* Problem requirements
Extract the lines that hold the string "What".

** BEGIN **

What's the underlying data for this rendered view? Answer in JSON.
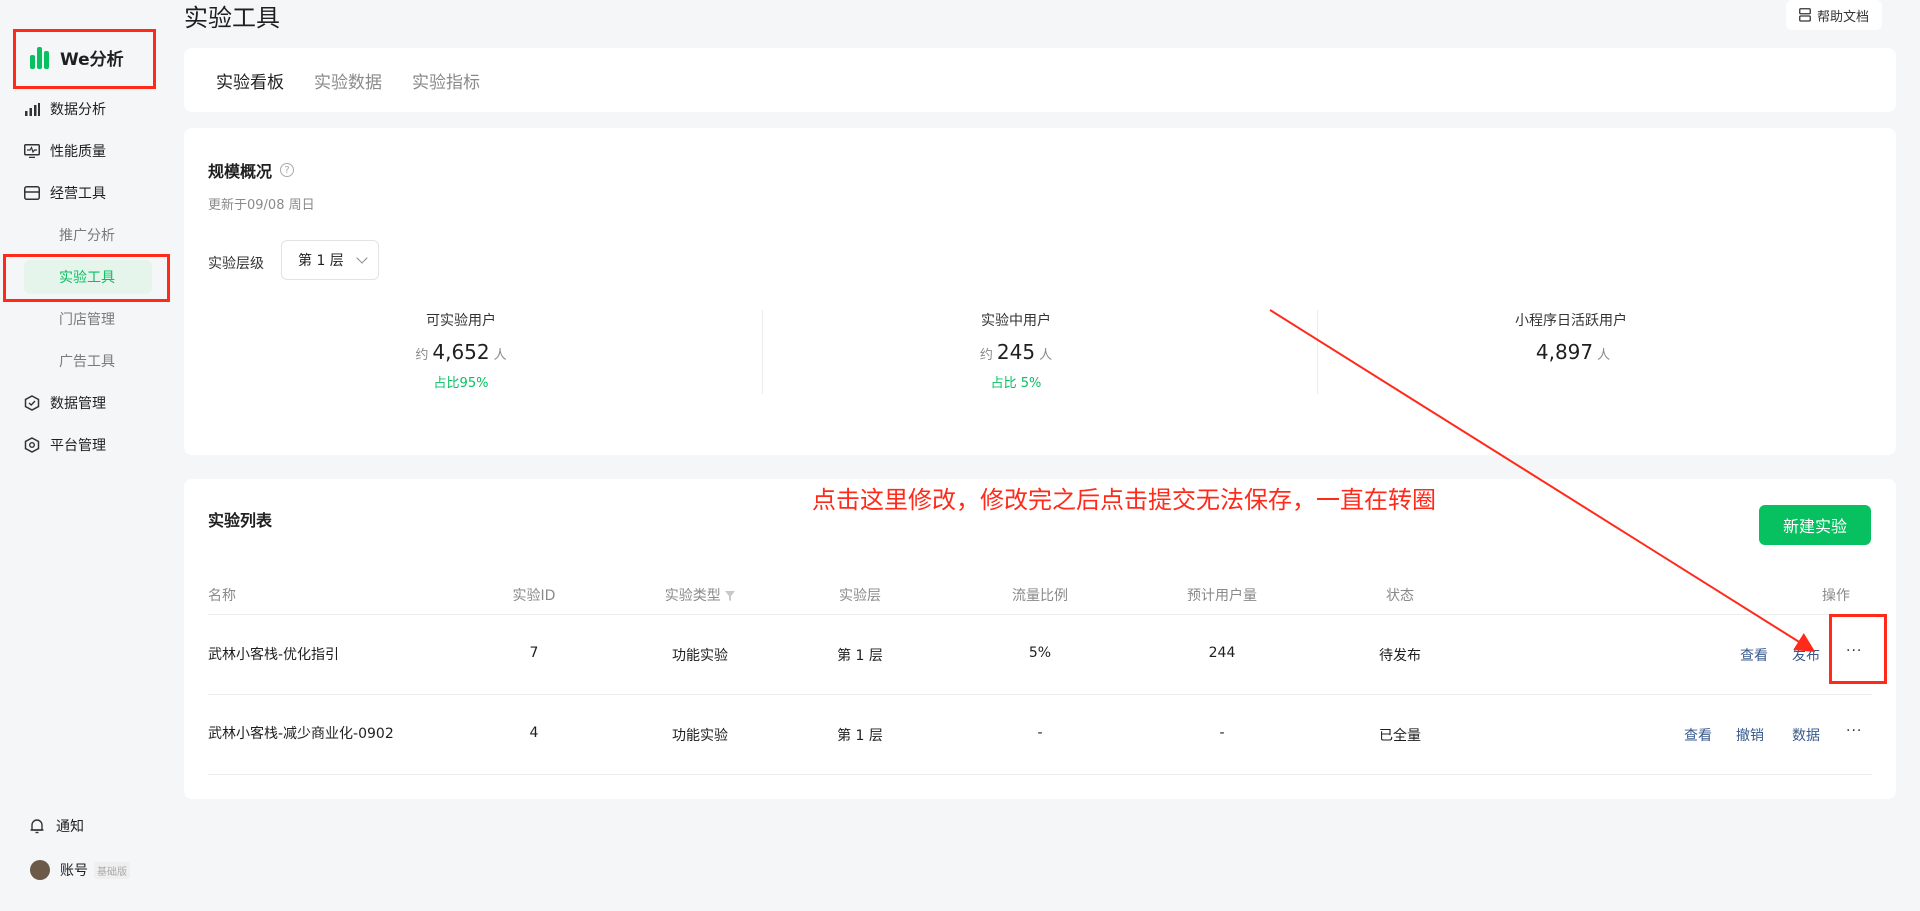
{
  "sidebar": {
    "logo": "We分析",
    "items": [
      {
        "label": "数据分析"
      },
      {
        "label": "性能质量"
      },
      {
        "label": "经营工具"
      }
    ],
    "sub_items": [
      {
        "label": "推广分析"
      },
      {
        "label": "实验工具"
      },
      {
        "label": "门店管理"
      },
      {
        "label": "广告工具"
      }
    ],
    "items2": [
      {
        "label": "数据管理"
      },
      {
        "label": "平台管理"
      }
    ],
    "notification": "通知",
    "account": "账号",
    "account_badge": "基础版"
  },
  "header": {
    "title": "实验工具",
    "help": "帮助文档"
  },
  "tabs": [
    {
      "label": "实验看板"
    },
    {
      "label": "实验数据"
    },
    {
      "label": "实验指标"
    }
  ],
  "overview": {
    "title": "规模概况",
    "help_icon": "?",
    "updated": "更新于09/08 周日",
    "layer_label": "实验层级",
    "layer_value": "第 1 层",
    "stats": [
      {
        "label": "可实验用户",
        "prefix": "约",
        "value": "4,652",
        "unit": "人",
        "ratio": "占比95%"
      },
      {
        "label": "实验中用户",
        "prefix": "约",
        "value": "245",
        "unit": "人",
        "ratio": "占比 5%"
      },
      {
        "label": "小程序日活跃用户",
        "prefix": "",
        "value": "4,897",
        "unit": "人",
        "ratio": ""
      }
    ]
  },
  "list": {
    "title": "实验列表",
    "new_button": "新建实验",
    "columns": [
      "名称",
      "实验ID",
      "实验类型",
      "实验层",
      "流量比例",
      "预计用户量",
      "状态",
      "操作"
    ],
    "rows": [
      {
        "name": "武林小客栈-优化指引",
        "id": "7",
        "type": "功能实验",
        "layer": "第 1 层",
        "ratio": "5%",
        "users": "244",
        "status": "待发布",
        "ops": [
          "查看",
          "发布"
        ]
      },
      {
        "name": "武林小客栈-减少商业化-0902",
        "id": "4",
        "type": "功能实验",
        "layer": "第 1 层",
        "ratio": "-",
        "users": "-",
        "status": "已全量",
        "ops": [
          "查看",
          "撤销",
          "数据"
        ]
      }
    ],
    "more": "···"
  },
  "annotation": "点击这里修改，修改完之后点击提交无法保存，一直在转圈",
  "colors": {
    "accent": "#07c160",
    "annotation": "#ff2a1a",
    "link": "#3a5a8c"
  }
}
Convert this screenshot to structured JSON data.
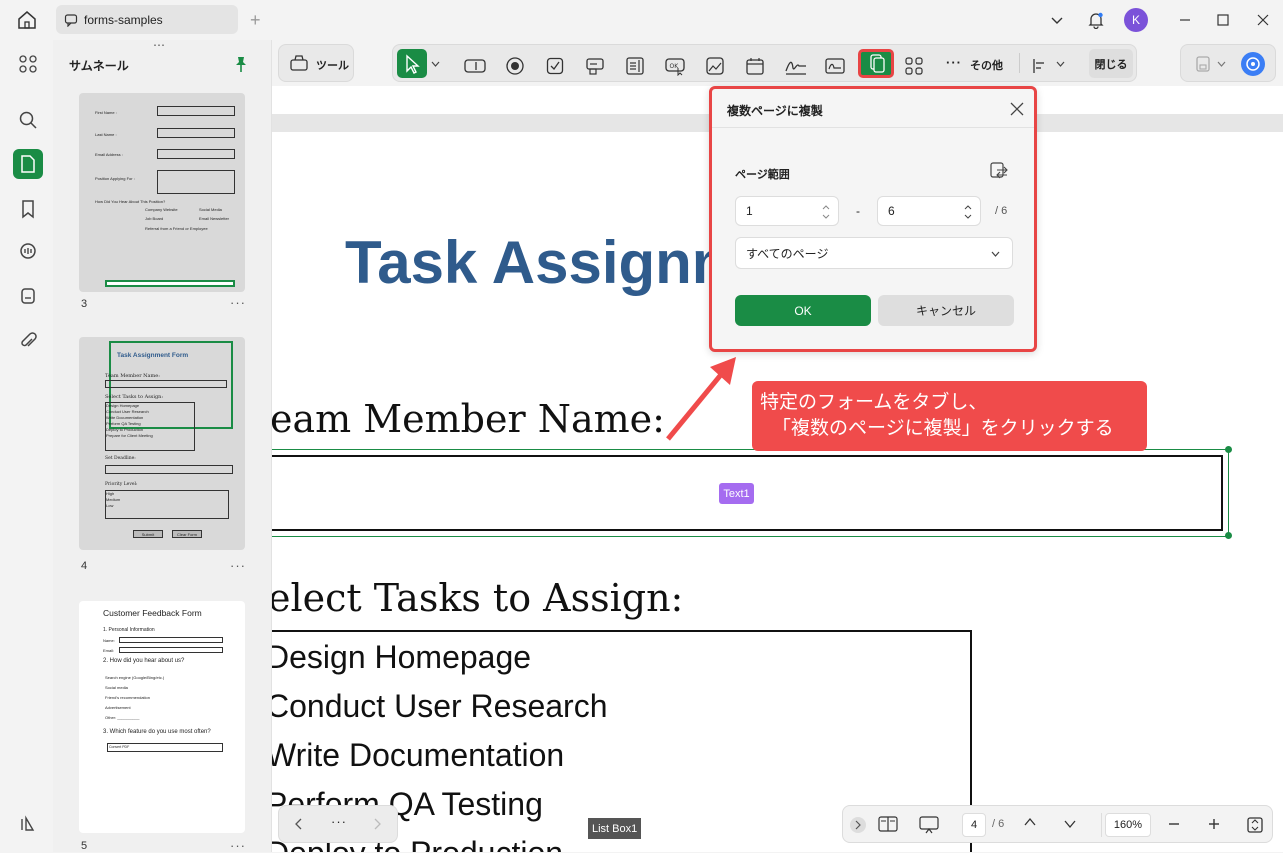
{
  "tab": {
    "title": "forms-samples"
  },
  "user": {
    "initial": "K"
  },
  "sidebar": {
    "title": "サムネール",
    "pages": [
      "3",
      "4",
      "5"
    ]
  },
  "toolbar": {
    "tools_label": "ツール",
    "more_label": "その他",
    "close_label": "閉じる"
  },
  "thumbs": {
    "p3": {
      "first_name": "First Name :",
      "last_name": "Last Name :",
      "email": "Email Address :",
      "position": "Position Applying For :",
      "hear": "How Did You Hear About This Position?",
      "opt1": "Company Website",
      "opt2": "Social Media",
      "opt3": "Job Board",
      "opt4": "Email Newsletter",
      "opt5": "Referral from a Friend or Employee"
    },
    "p4": {
      "title": "Task Assignment Form",
      "member": "Team Member Name:",
      "select": "Select Tasks to Assign:",
      "tasks": [
        "Design Homepage",
        "Conduct User Research",
        "Write Documentation",
        "Perform QA Testing",
        "Deploy to Production",
        "Prepare for Client Meeting"
      ],
      "deadline": "Set Deadline:",
      "priority": "Priority Level:",
      "levels": [
        "High",
        "Medium",
        "Low"
      ],
      "submit": "Submit",
      "clear": "Clear Form"
    },
    "p5": {
      "title": "Customer Feedback Form",
      "s1": "1. Personal Information",
      "name": "Name:",
      "email": "Email:",
      "s2": "2. How did you hear about us?",
      "o1": "Search engine (Google/Bing/etc.)",
      "o2": "Social media",
      "o3": "Friend's recommendation",
      "o4": "Advertisement",
      "o5": "Other: __________",
      "s3": "3. Which feature do you use most often?",
      "dropdown": "Convert PDF"
    }
  },
  "document": {
    "title": "Task Assignm",
    "member_label": "eam Member Name:",
    "text_field_tag": "Text1",
    "select_label": "elect Tasks to Assign:",
    "tasks": [
      "Design Homepage",
      "Conduct User Research",
      "Write Documentation",
      "Perform QA Testing",
      "Deploy to Production"
    ],
    "listbox_tag": "List Box1"
  },
  "dialog": {
    "title": "複数ページに複製",
    "range_label": "ページ範囲",
    "from": "1",
    "to": "6",
    "total": "/ 6",
    "dash": "-",
    "select_value": "すべてのページ",
    "ok": "OK",
    "cancel": "キャンセル"
  },
  "callout": {
    "line1": "特定のフォームをタブし、",
    "line2": "「複数のページに複製」をクリックする"
  },
  "statusbar": {
    "page": "4",
    "total": "/ 6",
    "zoom": "160%"
  },
  "colors": {
    "accent": "#1a8c45",
    "highlight": "#e84545",
    "title_blue": "#2f5b8c",
    "tag_purple": "#a56cf0"
  }
}
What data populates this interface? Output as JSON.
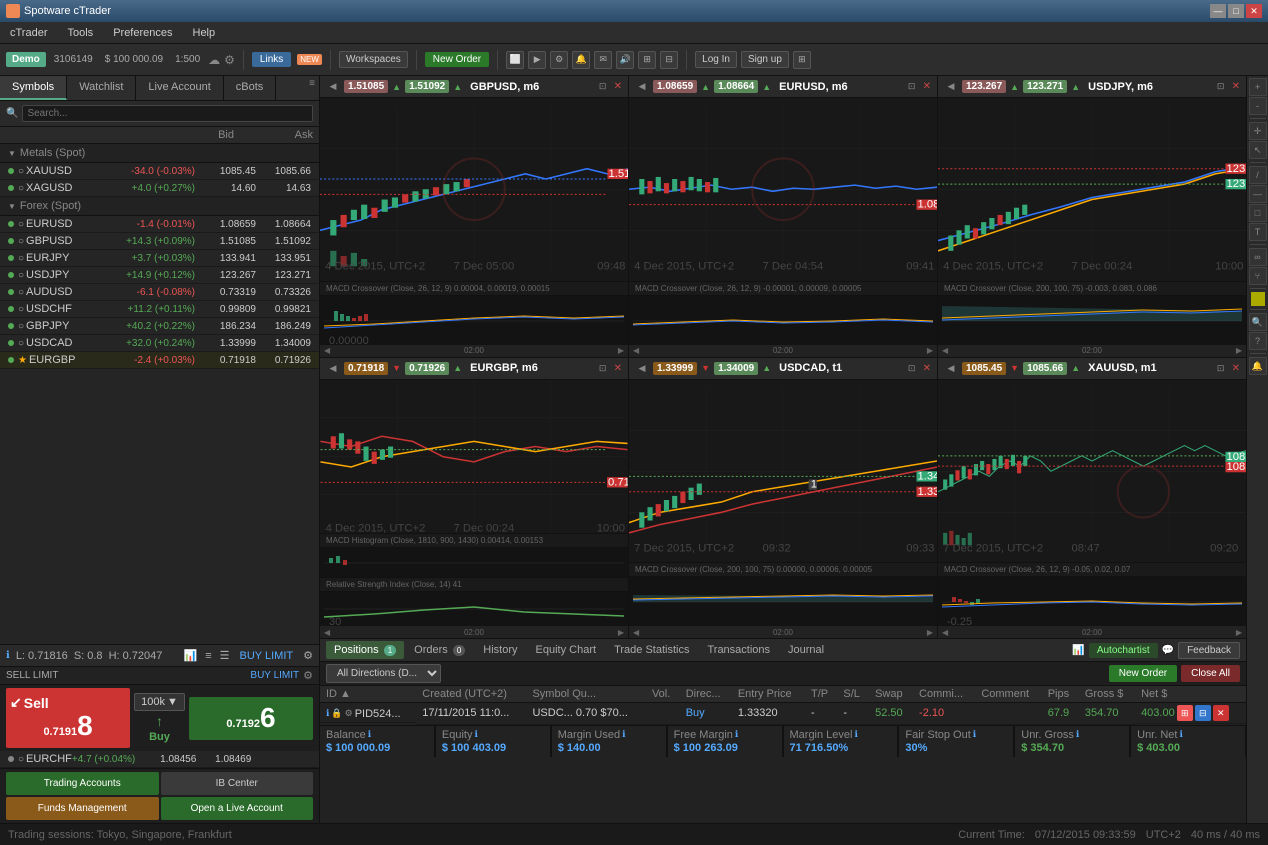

** END **

* Worked answer
What's the underlying data for this rendered view? Answer in JSON.
What data populates this interface? Output as JSON.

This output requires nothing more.